(Collected data entries)
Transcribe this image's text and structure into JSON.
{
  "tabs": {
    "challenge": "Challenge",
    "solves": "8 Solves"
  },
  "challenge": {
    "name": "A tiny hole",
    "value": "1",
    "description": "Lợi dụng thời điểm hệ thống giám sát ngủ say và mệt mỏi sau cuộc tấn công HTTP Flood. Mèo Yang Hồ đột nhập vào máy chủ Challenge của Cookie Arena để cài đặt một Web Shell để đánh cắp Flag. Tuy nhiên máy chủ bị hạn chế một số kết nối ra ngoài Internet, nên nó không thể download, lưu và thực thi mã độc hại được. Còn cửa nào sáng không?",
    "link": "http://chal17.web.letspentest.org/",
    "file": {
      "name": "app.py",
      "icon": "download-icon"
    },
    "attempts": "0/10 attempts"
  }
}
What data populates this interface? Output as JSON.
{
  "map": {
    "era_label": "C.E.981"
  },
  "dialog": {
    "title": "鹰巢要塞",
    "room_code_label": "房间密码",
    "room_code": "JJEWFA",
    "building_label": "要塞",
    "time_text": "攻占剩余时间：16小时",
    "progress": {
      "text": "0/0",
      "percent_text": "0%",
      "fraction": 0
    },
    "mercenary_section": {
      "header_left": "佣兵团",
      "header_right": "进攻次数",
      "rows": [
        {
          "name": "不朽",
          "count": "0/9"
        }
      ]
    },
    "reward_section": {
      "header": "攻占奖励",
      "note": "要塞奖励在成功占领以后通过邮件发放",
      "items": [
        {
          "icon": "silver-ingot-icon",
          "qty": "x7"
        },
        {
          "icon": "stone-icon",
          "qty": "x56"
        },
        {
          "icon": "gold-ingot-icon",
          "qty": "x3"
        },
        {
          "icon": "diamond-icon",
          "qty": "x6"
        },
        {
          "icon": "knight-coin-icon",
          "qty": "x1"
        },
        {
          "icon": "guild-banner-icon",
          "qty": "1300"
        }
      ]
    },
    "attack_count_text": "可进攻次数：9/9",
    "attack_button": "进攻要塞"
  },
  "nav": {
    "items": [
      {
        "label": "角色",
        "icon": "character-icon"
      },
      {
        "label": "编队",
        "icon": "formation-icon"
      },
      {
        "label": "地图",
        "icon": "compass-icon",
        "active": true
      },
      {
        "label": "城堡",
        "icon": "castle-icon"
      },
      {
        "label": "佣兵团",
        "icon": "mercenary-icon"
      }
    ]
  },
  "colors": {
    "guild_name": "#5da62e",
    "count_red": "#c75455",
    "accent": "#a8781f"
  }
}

SHORT PROBLEM -
From the line containing "What data populates" to the last line of the material, please quote every line exactly and only those.

TASK SOLUTION -
What data populates this interface? Output as JSON.
{
  "map": {
    "era_label": "C.E.981"
  },
  "dialog": {
    "title": "鹰巢要塞",
    "room_code_label": "房间密码",
    "room_code": "JJEWFA",
    "building_label": "要塞",
    "time_text": "攻占剩余时间：16小时",
    "progress": {
      "text": "0/0",
      "percent_text": "0%",
      "fraction": 0
    },
    "mercenary_section": {
      "header_left": "佣兵团",
      "header_right": "进攻次数",
      "rows": [
        {
          "name": "不朽",
          "count": "0/9"
        }
      ]
    },
    "reward_section": {
      "header": "攻占奖励",
      "note": "要塞奖励在成功占领以后通过邮件发放",
      "items": [
        {
          "icon": "silver-ingot-icon",
          "qty": "x7"
        },
        {
          "icon": "stone-icon",
          "qty": "x56"
        },
        {
          "icon": "gold-ingot-icon",
          "qty": "x3"
        },
        {
          "icon": "diamond-icon",
          "qty": "x6"
        },
        {
          "icon": "knight-coin-icon",
          "qty": "x1"
        },
        {
          "icon": "guild-banner-icon",
          "qty": "1300"
        }
      ]
    },
    "attack_count_text": "可进攻次数：9/9",
    "attack_button": "进攻要塞"
  },
  "nav": {
    "items": [
      {
        "label": "角色",
        "icon": "character-icon"
      },
      {
        "label": "编队",
        "icon": "formation-icon"
      },
      {
        "label": "地图",
        "icon": "compass-icon",
        "active": true
      },
      {
        "label": "城堡",
        "icon": "castle-icon"
      },
      {
        "label": "佣兵团",
        "icon": "mercenary-icon"
      }
    ]
  },
  "colors": {
    "guild_name": "#5da62e",
    "count_red": "#c75455",
    "accent": "#a8781f"
  }
}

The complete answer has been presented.